- **Task instructions**
Exactly as given, repeat all of the entries.

- **Task input**
* BEGIN *

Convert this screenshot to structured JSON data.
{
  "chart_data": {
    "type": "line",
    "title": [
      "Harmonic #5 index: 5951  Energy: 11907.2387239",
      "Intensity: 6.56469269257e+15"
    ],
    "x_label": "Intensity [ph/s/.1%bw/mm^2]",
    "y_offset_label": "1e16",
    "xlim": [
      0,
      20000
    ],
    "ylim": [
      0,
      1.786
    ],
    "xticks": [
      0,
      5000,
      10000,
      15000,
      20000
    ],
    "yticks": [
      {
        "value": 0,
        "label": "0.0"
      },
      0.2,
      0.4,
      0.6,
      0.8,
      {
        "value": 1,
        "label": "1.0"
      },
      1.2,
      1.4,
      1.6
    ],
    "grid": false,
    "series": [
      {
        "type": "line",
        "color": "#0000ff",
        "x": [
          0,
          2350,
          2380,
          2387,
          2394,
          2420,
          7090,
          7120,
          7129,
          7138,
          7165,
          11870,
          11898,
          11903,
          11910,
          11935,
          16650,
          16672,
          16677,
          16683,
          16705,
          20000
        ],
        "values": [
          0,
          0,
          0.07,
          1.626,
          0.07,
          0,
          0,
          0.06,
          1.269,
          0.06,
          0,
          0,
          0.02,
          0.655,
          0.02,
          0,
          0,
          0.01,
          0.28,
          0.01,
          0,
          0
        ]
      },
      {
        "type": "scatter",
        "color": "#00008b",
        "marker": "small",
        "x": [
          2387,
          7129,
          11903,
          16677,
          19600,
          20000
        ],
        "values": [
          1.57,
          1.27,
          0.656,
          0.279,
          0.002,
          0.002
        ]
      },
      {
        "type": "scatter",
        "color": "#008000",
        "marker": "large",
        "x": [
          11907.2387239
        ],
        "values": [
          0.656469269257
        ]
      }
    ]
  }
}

* END *

- **Result of this exercise**
Convert this screenshot to structured JSON data.
{
  "chart_data": {
    "type": "line",
    "title": [
      "Harmonic #5 index: 5951  Energy: 11907.2387239",
      "Intensity: 6.56469269257e+15"
    ],
    "x_label": "Intensity [ph/s/.1%bw/mm^2]",
    "y_offset_label": "1e16",
    "xlim": [
      0,
      20000
    ],
    "ylim": [
      0,
      1.786
    ],
    "xticks": [
      0,
      5000,
      10000,
      15000,
      20000
    ],
    "yticks": [
      {
        "value": 0,
        "label": "0.0"
      },
      0.2,
      0.4,
      0.6,
      0.8,
      {
        "value": 1,
        "label": "1.0"
      },
      1.2,
      1.4,
      1.6
    ],
    "grid": false,
    "series": [
      {
        "type": "line",
        "color": "#0000ff",
        "x": [
          0,
          2350,
          2380,
          2387,
          2394,
          2420,
          7090,
          7120,
          7129,
          7138,
          7165,
          11870,
          11898,
          11903,
          11910,
          11935,
          16650,
          16672,
          16677,
          16683,
          16705,
          20000
        ],
        "values": [
          0,
          0,
          0.07,
          1.626,
          0.07,
          0,
          0,
          0.06,
          1.269,
          0.06,
          0,
          0,
          0.02,
          0.655,
          0.02,
          0,
          0,
          0.01,
          0.28,
          0.01,
          0,
          0
        ]
      },
      {
        "type": "scatter",
        "color": "#00008b",
        "marker": "small",
        "x": [
          2387,
          7129,
          11903,
          16677,
          19600,
          20000
        ],
        "values": [
          1.57,
          1.27,
          0.656,
          0.279,
          0.002,
          0.002
        ]
      },
      {
        "type": "scatter",
        "color": "#008000",
        "marker": "large",
        "x": [
          11907.2387239
        ],
        "values": [
          0.656469269257
        ]
      }
    ]
  }
}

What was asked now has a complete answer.